> Problem statement
In the records below, find each line with the word "بهمن" and copy it.

================

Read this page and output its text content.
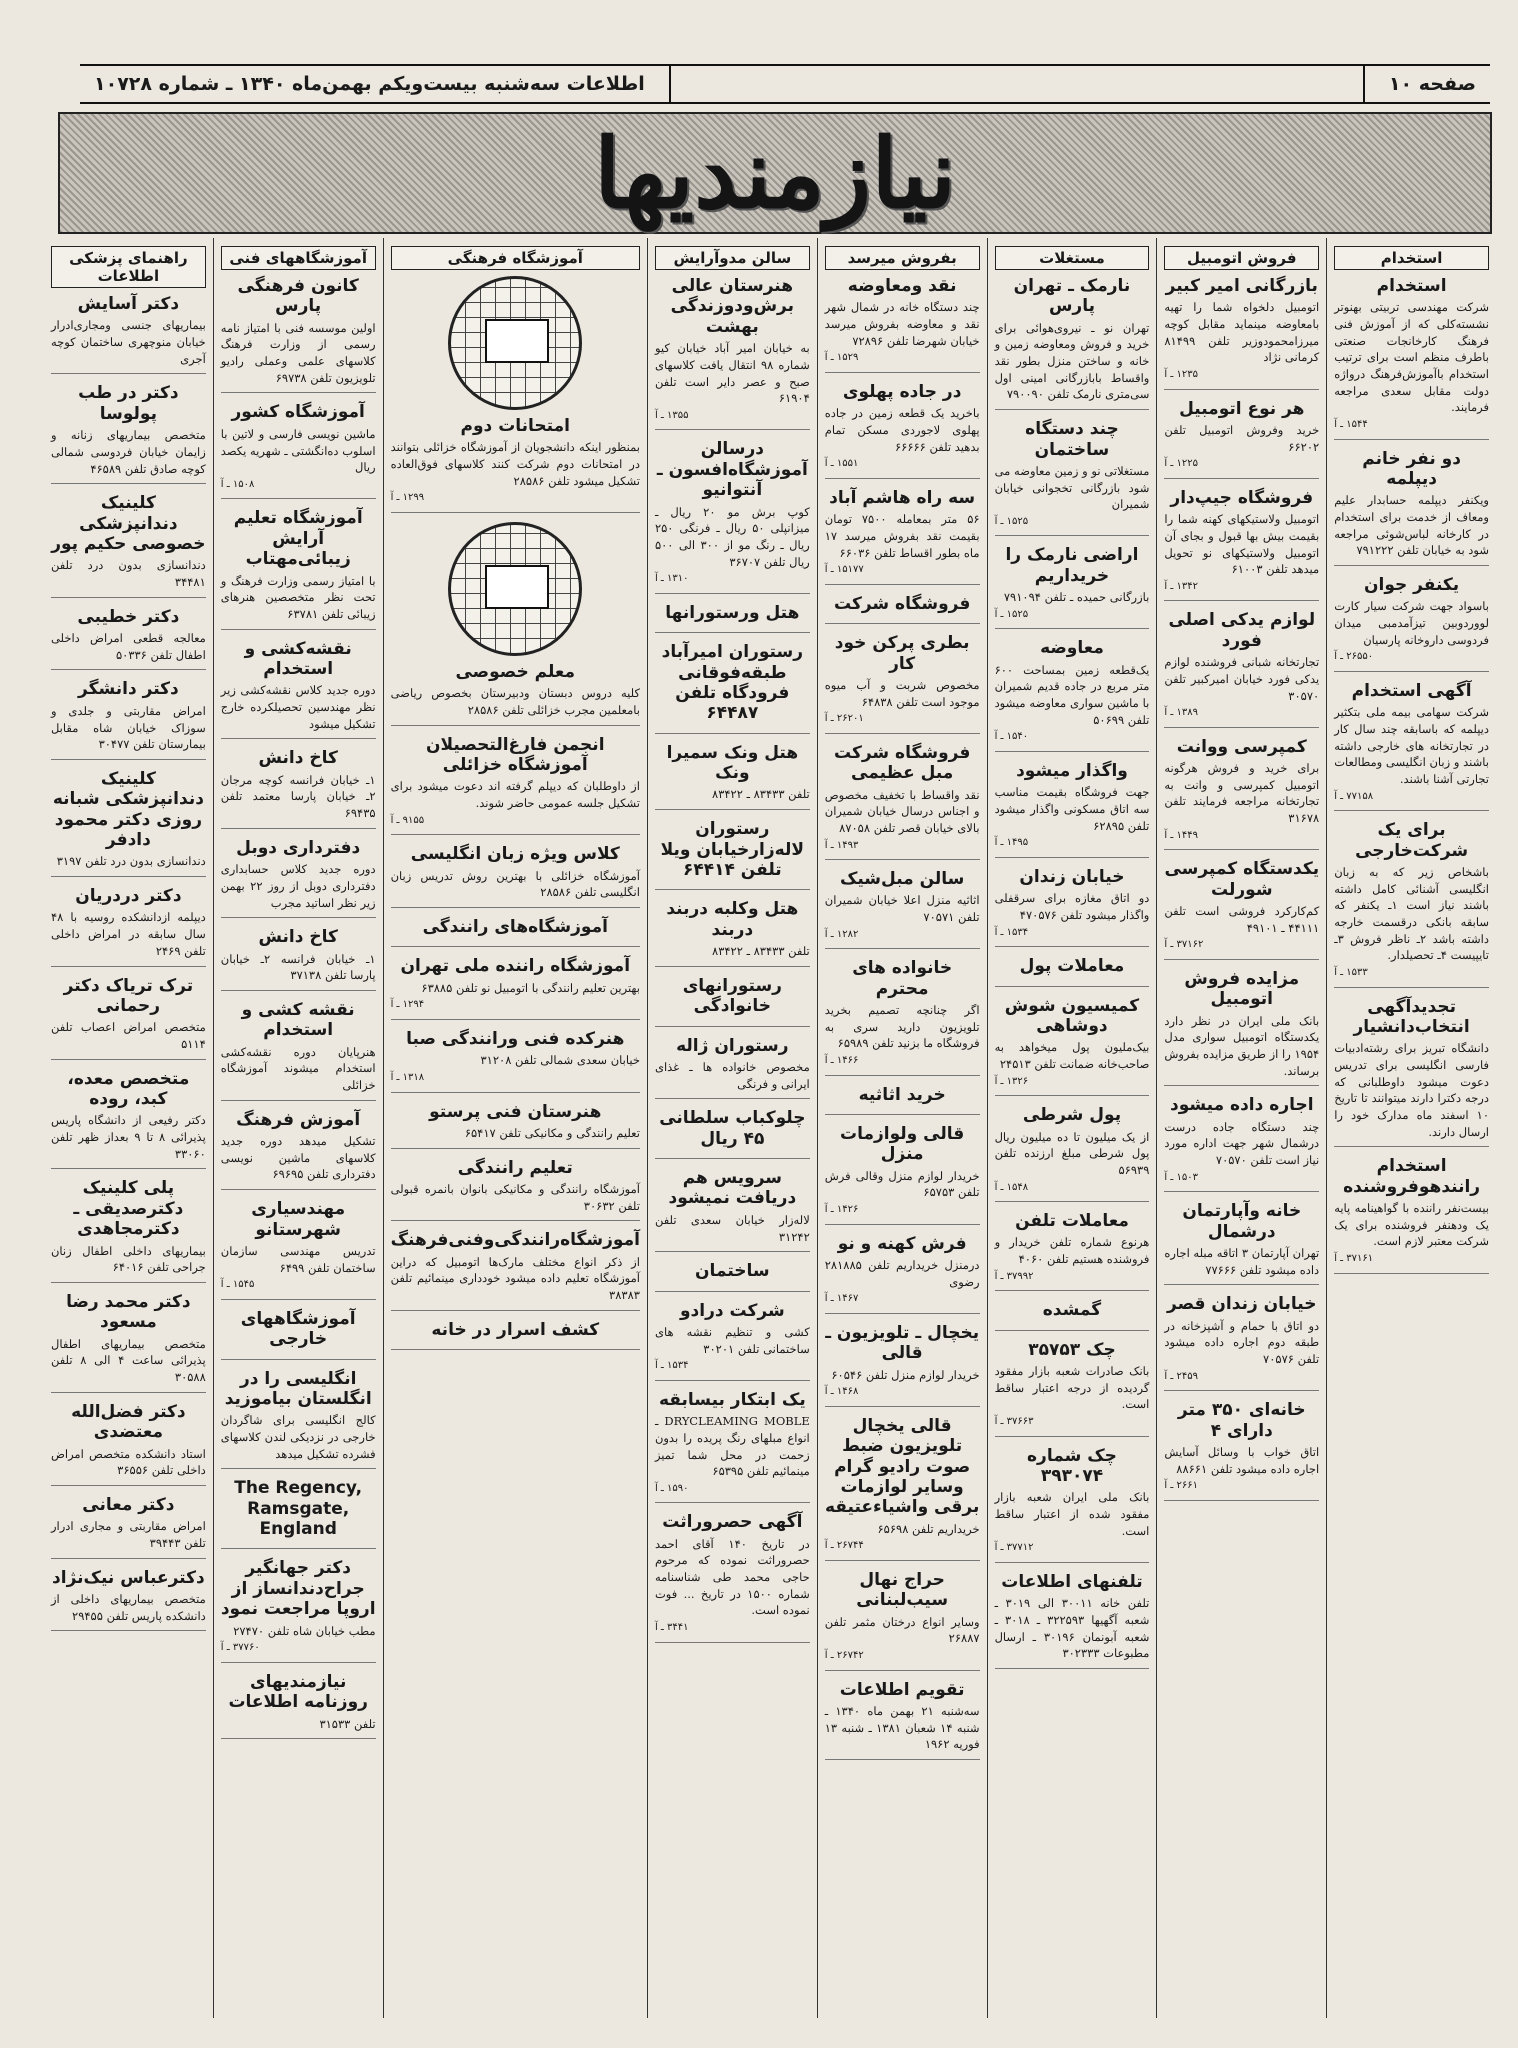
صفحه ۱۰
اطلاعات سه‌شنبه بیست‌و‌یکم بهمن‌ماه ۱۳۴۰ ـ شماره ۱۰۷۲۸
نیازمندیها
استخدام
استخدام

شرکت مهندسی تربیتی بهنوتر نشسته‌کلی که از آموزش فنی فرهنگ کارخانجات صنعتی باطرف منظم است برای ترتیب استخدام باآموزش‌فرهنگ درواژه دولت مقابل سعدی مراجعه فرمایند.

۱۵۴۴ ـ آ

دو نفر خانم دیپلمه

ویکنفر دیپلمه حسابدار علیم ومعاف از خدمت برای استخدام در کارخانه لباس‌شوئی مراجعه شود به خیابان تلفن ۷۹۱۲۲۲

یکنفر جوان

باسواد جهت شرکت سیار کارت لووردوبین تیزآمدمبی میدان فردوسی داروخانه پارسیان

۲۶۵۵۰ ـ آ

آگهی استخدام

شرکت سهامی بیمه ملی بتکثیر دیپلمه که باسابقه چند سال کار در تجارتخانه های خارجی داشته باشند و زبان انگلیسی ومطالعات تجارتی آشنا باشند.

۷۷۱۵۸ ـ آ

برای یک شرکت‌خارجی

باشخاص زیر که به زبان انگلیسی آشنائی کامل داشته باشند نیاز است ۱ـ یکنفر که سابقه بانکی درقسمت خارجه داشته باشد ۲ـ ناظر فروش ۳ـ تایپیست ۴ـ تحصیلدار.

۱۵۳۳ ـ آ

تجدیدآگهی انتخاب‌دانشیار

دانشگاه تبریز برای رشته‌ادبیات فارسی انگلیسی برای تدریس دعوت میشود داوطلبانی که درجه دکترا دارند میتوانند تا تاریخ ۱۰ اسفند ماه مدارک خود را ارسال دارند.

استخدام رانندهوفروشنده

بیست‌نفر راننده با گواهینامه پایه یک ودهنفر فروشنده برای یک شرکت معتبر لازم است.

۳۷۱۶۱ ـ آ

فروش اتومبیل
بازرگانی امیر کبیر

اتومبیل دلخواه شما را تهیه بامعاوضه مینماید مقابل کوچه میرزامحمودوزیر تلفن ۸۱۴۹۹ کرمانی نژاد

۱۲۳۵ ـ آ

هر نوع اتومبیل

خرید وفروش اتومبیل تلفن ۶۶۲۰۲

۱۲۲۵ ـ آ

فروشگاه جیپ‌دار

اتومبیل ولاستیکهای کهنه شما را بقیمت بیش بها قبول و بجای آن اتومبیل ولاستیکهای نو تحویل میدهد تلفن ۶۱۰۰۳

۱۳۴۲ ـ آ

لوازم یدکی اصلی فورد

تجارتخانه شبانی فروشنده لوازم یدکی فورد خیابان امیرکبیر تلفن ۳۰۵۷۰

۱۳۸۹ ـ آ

کمپرسی ووانت

برای خرید و فروش هرگونه اتومبیل کمپرسی و وانت به تجارتخانه مراجعه فرمایند تلفن ۳۱۶۷۸

۱۴۴۹ ـ آ

یکدستگاه کمپرسی شورلت

کم‌کارکرد فروشی است تلفن ۴۴۱۱۱ ـ ۴۹۱۰۱

۳۷۱۶۲ ـ آ

مزایده فروش اتومبیل

بانک ملی ایران در نظر دارد یکدستگاه اتومبیل سواری مدل ۱۹۵۴ را از طریق مزایده بفروش برساند.

اجاره داده میشود

چند دستگاه جاده درست درشمال شهر جهت اداره مورد نیاز است تلفن ۷۰۵۷۰

۱۵۰۳ ـ آ

خانه وآپارتمان درشمال

تهران آپارتمان ۳ اتاقه مبله اجاره داده میشود تلفن ۷۷۶۶۶

خیابان زندان قصر

دو اتاق با حمام و آشپزخانه در طبقه دوم اجاره داده میشود تلفن ۷۰۵۷۶

۲۴۵۹ ـ آ

خانه‌ای ۳۵۰ متر دارای ۴

اتاق خواب با وسائل آسایش اجاره داده میشود تلفن ۸۸۶۶۱

۲۶۶۱ ـ آ

مستغلات
نارمک ـ تهران پارس

تهران نو ـ نیروی‌هوائی برای خرید و فروش ومعاوضه زمین و خانه و ساختن منزل بطور نقد واقساط بابازرگانی امینی اول سی‌متری نارمک تلفن ۷۹۰۰۹۰

چند دستگاه ساختمان

مستغلاتی نو و زمین معاوضه می شود بازرگانی تخجوانی خیابان شمیران

۱۵۲۵ ـ آ

اراضی نارمک را خریداریم

بازرگانی حمیده ـ تلفن ۷۹۱۰۹۴

۱۵۲۵ ـ آ

معاوضه

یک‌قطعه زمین بمساحت ۶۰۰ متر مربع در جاده قدیم شمیران با ماشین سواری معاوضه میشود تلفن ۵۰۶۹۹

۱۵۴۰ ـ آ

واگذار میشود

جهت فروشگاه بقیمت مناسب سه اتاق مسکونی واگذار میشود تلفن ۶۲۸۹۵

۱۴۹۵ ـ آ

خیابان زندان

دو اتاق مغازه برای سرقفلی واگذار میشود تلفن ۴۷۰۵۷۶

۱۵۳۴ ـ آ

معاملات پول
کمیسیون شوش دوشاهی

بیک‌ملیون پول میخواهد به صاحب‌خانه ضمانت تلفن ۲۴۵۱۳

۱۳۲۶ ـ آ

پول شرطی

از یک میلیون تا ده میلیون ریال پول شرطی مبلغ ارزنده تلفن ۵۶۹۳۹

۱۵۴۸ ـ آ

معاملات تلفن

هرنوع شماره تلفن خریدار و فروشنده هستیم تلفن ۴۰۶۰

۳۷۹۹۲ ـ آ

گمشده
چک ۳۵۷۵۳

بانک صادرات شعبه بازار مفقود گردیده از درجه اعتبار ساقط است.

۳۷۶۶۳ ـ آ

چک شماره ۳۹۳۰۷۴

بانک ملی ایران شعبه بازار مفقود شده از اعتبار ساقط است.

۳۷۷۱۲ ـ آ

تلفنهای اطلاعات

تلفن خانه ۳۰۰۱۱ الی ۳۰۱۹ ـ شعبه آگهیها ۳۲۲۵۹۳ ـ ۳۰۱۸ ـ شعبه آبونمان ۳۰۱۹۶ ـ ارسال مطبوعات ۳۰۲۳۳۳

بفروش میرسد
نقد ومعاوضه

چند دستگاه خانه در شمال شهر نقد و معاوضه بفروش میرسد خیابان شهرضا تلفن ۷۲۸۹۶

۱۵۲۹ ـ آ

در جاده پهلوی

باخرید یک قطعه زمین در جاده پهلوی لاجوردی مسکن تمام بدهید تلفن ۶۶۶۶۶

۱۵۵۱ ـ آ

سه راه هاشم آباد

۵۶ متر بمعامله ۷۵۰۰ تومان بقیمت نقد بفروش میرسد ۱۷ ماه بطور اقساط تلفن ۶۶۰۳۶

۱۵۱۷۷ ـ آ

فروشگاه شرکت
بطری پرکن خود کار

مخصوص شربت و آب میوه موجود است تلفن ۶۴۸۳۸

۲۶۲۰۱ ـ آ

فروشگاه شرکت مبل عظیمی

نقد واقساط با تخفیف مخصوص و اجناس درسال خیابان شمیران بالای خیابان قصر تلفن ۸۷۰۵۸

۱۴۹۳ ـ آ

سالن مبل‌شیک

اثاثیه منزل اعلا خیابان شمیران تلفن ۷۰۵۷۱

۱۲۸۲ ـ آ

خانواده های محترم

اگر چنانچه تصمیم بخرید تلویزیون دارید سری به فروشگاه ما بزنید تلفن ۶۵۹۸۹

۱۴۶۶ ـ آ

خرید اثاثیه
قالی ولوازمات منزل

خریدار لوازم منزل وقالی فرش تلفن ۶۵۷۵۳

۱۴۲۶ ـ آ

فرش کهنه و نو

درمنزل خریداریم تلفن ۲۸۱۸۸۵ رضوی

۱۴۶۷ ـ آ

یخچال ـ تلویزیون ـ قالی

خریدار لوازم منزل تلفن ۶۰۵۴۶

۱۴۶۸ ـ آ

قالی یخچال تلویزیون ضبط صوت رادیو گرام وسایر لوازمات برقی واشیاءعتیقه

خریداریم تلفن ۶۵۶۹۸

۲۶۷۴۴ ـ آ

حراج نهال سیب‌لبنانی

وسایر انواع درختان مثمر تلفن ۲۶۸۸۷

۲۶۷۴۲ ـ آ

تقویم اطلاعات

سه‌شنبه ۲۱ بهمن ماه ۱۳۴۰ ـ شنبه ۱۴ شعبان ۱۳۸۱ ـ شنبه ۱۳ فوریه ۱۹۶۲

سالن مدوآرایش
هنرستان عالی برش‌ودوزندگی بهشت

به خیابان امیر آباد خیابان کیو شماره ۹۸ انتقال یافت کلاسهای صبح و عصر دایر است تلفن ۶۱۹۰۴

۱۳۵۵ ـ آ

درسالن آموزشگاه‌افسون ـ آنتوانیو

کوپ برش مو ۲۰ ریال ـ میزانپلی ۵۰ ریال ـ فرنگی ۲۵۰ ریال ـ رنگ مو از ۳۰۰ الی ۵۰۰ ریال تلفن ۳۶۷۰۷

۱۳۱۰ ـ آ

هتل ورستورانها
رستوران امیرآباد طبقه‌فوقانی فرودگاه تلفن ۶۴۴۸۷
هتل ونک سمیرا ونک

تلفن ۸۳۴۳۳ ـ ۸۳۴۲۲

رستوران لاله‌زارخیابان ویلا تلفن ۶۴۴۱۴
هتل وکلبه دربند دربند

تلفن ۸۳۴۳۳ ـ ۸۳۴۲۲

رستورانهای خانوادگی
رستوران ژاله

مخصوص خانواده ها ـ غذای ایرانی و فرنگی

چلوکباب سلطانی ۴۵ ریال
سرویس هم دریافت نمیشود

لاله‌زار خیابان سعدی تلفن ۳۱۲۴۲

ساختمان
شرکت درادو

کشی و تنظیم نقشه های ساختمانی تلفن ۳۰۲۰۱

۱۵۳۴ ـ آ

یک ابتکار بیسابقه

DRYCLEAMING MOBLE ـ انواع مبلهای رنگ پریده را بدون زحمت در محل شما تمیز مینمائیم تلفن ۶۵۳۹۵

۱۵۹۰ ـ آ

آگهی حصروراثت

در تاریخ ۱۴۰ آقای احمد حصروراثت نموده که مرحوم حاجی محمد طی شناسنامه شماره ۱۵۰۰ در تاریخ ... فوت نموده است.

۳۴۴۱ ـ آ

آموزشگاه فرهنگی
امتحانات دوم

بمنظور اینکه دانشجویان از آموزشگاه خزائلی بتوانند در امتحانات دوم شرکت کنند کلاسهای فوق‌العاده تشکیل میشود تلفن ۲۸۵۸۶

۱۲۹۹ ـ آ

معلم خصوصی

کلیه دروس دبستان ودبیرستان بخصوص ریاضی بامعلمین مجرب خزائلی تلفن ۲۸۵۸۶

انجمن فارغ‌التحصیلان آموزشگاه خزائلی

از داوطلبان که دیپلم گرفته اند دعوت میشود برای تشکیل جلسه عمومی حاضر شوند.

۹۱۵۵ ـ آ

کلاس ویژه زبان انگلیسی

آموزشگاه خزائلی با بهترین روش تدریس زبان انگلیسی تلفن ۲۸۵۸۶

آموزشگاه‌های رانندگی
آموزشگاه راننده‌ ملی تهران

بهترین تعلیم رانندگی با اتومبیل نو تلفن ۶۳۸۸۵

۱۲۹۴ ـ آ

هنرکده فنی ورانندگی صبا

خیابان سعدی شمالی تلفن ۳۱۲۰۸

۱۳۱۸ ـ آ

هنرستان فنی پرستو

تعلیم رانندگی و مکانیکی تلفن ۶۵۴۱۷

تعلیم رانندگی

آموزشگاه رانندگی و مکانیکی بانوان بانمره قبولی تلفن ۳۰۶۳۲

آموزشگاه‌رانندگی‌وفنی‌فرهنگ

از ذکر انواع مختلف مارک‌ها اتومبیل که دراین آموزشگاه تعلیم داده میشود خودداری مینمائیم تلفن ۳۸۳۸۳

کشف اسرار در خانه
آموزشگاههای فنی
کانون فرهنگی پارس

اولین موسسه فنی با امتیاز نامه رسمی از وزارت فرهنگ کلاسهای علمی وعملی رادیو تلویزیون تلفن ۶۹۷۳۸

آموزشگاه کشور

ماشین نویسی فارسی و لاتین با اسلوب ده‌انگشتی ـ شهریه یکصد ریال

۱۵۰۸ ـ آ

آموزشگاه تعلیم آرایش زیبائی‌مهتاب

با امتیاز رسمی وزارت فرهنگ و تحت نظر متخصصین هنرهای زیبائی تلفن ۶۳۷۸۱

نقشه‌کشی و استخدام

دوره جدید کلاس نقشه‌کشی زیر نظر مهندسین تحصیلکرده خارج تشکیل میشود

کاخ دانش

۱ـ خیابان فرانسه کوچه مرجان ۲ـ خیابان پارسا معتمد تلفن ۶۹۴۳۵

دفترداری دوبل

دوره جدید کلاس حسابداری دفترداری دوبل از روز ۲۲ بهمن زیر نظر اساتید مجرب

کاخ دانش

۱ـ خیابان فرانسه ۲ـ خیابان پارسا تلفن ۳۷۱۳۸

نقشه کشی و استخدام

هنرپایان دوره نقشه‌کشی استخدام میشوند آموزشگاه خزائلی

آموزش فرهنگ

تشکیل میدهد دوره جدید کلاسهای ماشین نویسی دفترداری تلفن ۶۹۶۹۵

مهندسیاری شهرستانو

تدریس مهندسی سازمان ساختمان تلفن ۶۴۹۹

۱۵۴۵ ـ آ

آموزشگاههای خارجی
انگلیسی را در انگلستان بیاموزید

کالج انگلیسی برای شاگردان خارجی در نزدیکی لندن کلاسهای فشرده تشکیل میدهد

The Regency, Ramsgate, England
دکتر جهانگیر جراح‌دندانساز از اروپا مراجعت نمود

مطب خیابان شاه تلفن ۲۷۴۷۰

۳۷۷۶۰ ـ آ

نیازمندیهای روزنامه اطلاعات

تلفن ۳۱۵۳۳

راهنمای پزشکی اطلاعات
دکتر آسایش

بیماریهای جنسی ومجاری‌ادرار خیابان منوچهری ساختمان کوچه آجری

دکتر در طب پولوسا

متخصص بیماریهای زنانه و زایمان خیابان فردوسی شمالی کوچه صادق تلفن ۴۶۵۸۹

کلینیک دندانپزشکی خصوصی حکیم پور

دندانسازی بدون درد تلفن ۳۴۴۸۱

دکتر خطیبی

معالجه قطعی امراض داخلی اطفال تلفن ۵۰۳۳۶

دکتر دانشگر

امراض مقاربتی و جلدی و سوزاک خیابان شاه مقابل بیمارستان تلفن ۳۰۴۷۷

کلینیک دندانپزشکی شبانه روزی دکتر محمود دادفر

دندانسازی بدون درد تلفن ۳۱۹۷

دکتر دردریان

دیپلمه ازدانشکده روسیه با ۴۸ سال سابقه در امراض داخلی تلفن ۲۴۶۹

ترک تریاک دکتر رحمانی

متخصص امراض اعصاب تلفن ۵۱۱۴

متخصص معده، کبد، روده

دکتر رفیعی از دانشگاه پاریس پذیرائی ۸ تا ۹ بعداز ظهر تلفن ۳۳۰۶۰

پلی کلینیک دکترصدیقی ـ دکترمجاهدی

بیماریهای داخلی اطفال زنان جراحی تلفن ۶۴۰۱۶

دکتر محمد رضا مسعود

متخصص بیماریهای اطفال پذیرائی ساعت ۴ الی ۸ تلفن ۳۰۵۸۸

دکتر فضل‌الله معتضدی

استاد دانشکده متخصص امراض داخلی تلفن ۳۶۵۵۶

دکتر معانی

امراض مقاربتی و مجاری ادرار تلفن ۳۹۴۴۳

دکترعباس نیک‌نژاد

متخصص بیماریهای داخلی از دانشکده پاریس تلفن ۲۹۴۵۵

================

> Task solution
اطلاعات سه‌شنبه بیست‌و‌یکم بهمن‌ماه ۱۳۴۰ ـ شماره ۱۰۷۲۸
سه‌شنبه ۲۱ بهمن ماه ۱۳۴۰ ـ شنبه ۱۴ شعبان ۱۳۸۱ ـ شنبه ۱۳ فوریه ۱۹۶۲
دوره جدید کلاس حسابداری دفترداری دوبل از روز ۲۲ بهمن زیر نظر اساتید مجرب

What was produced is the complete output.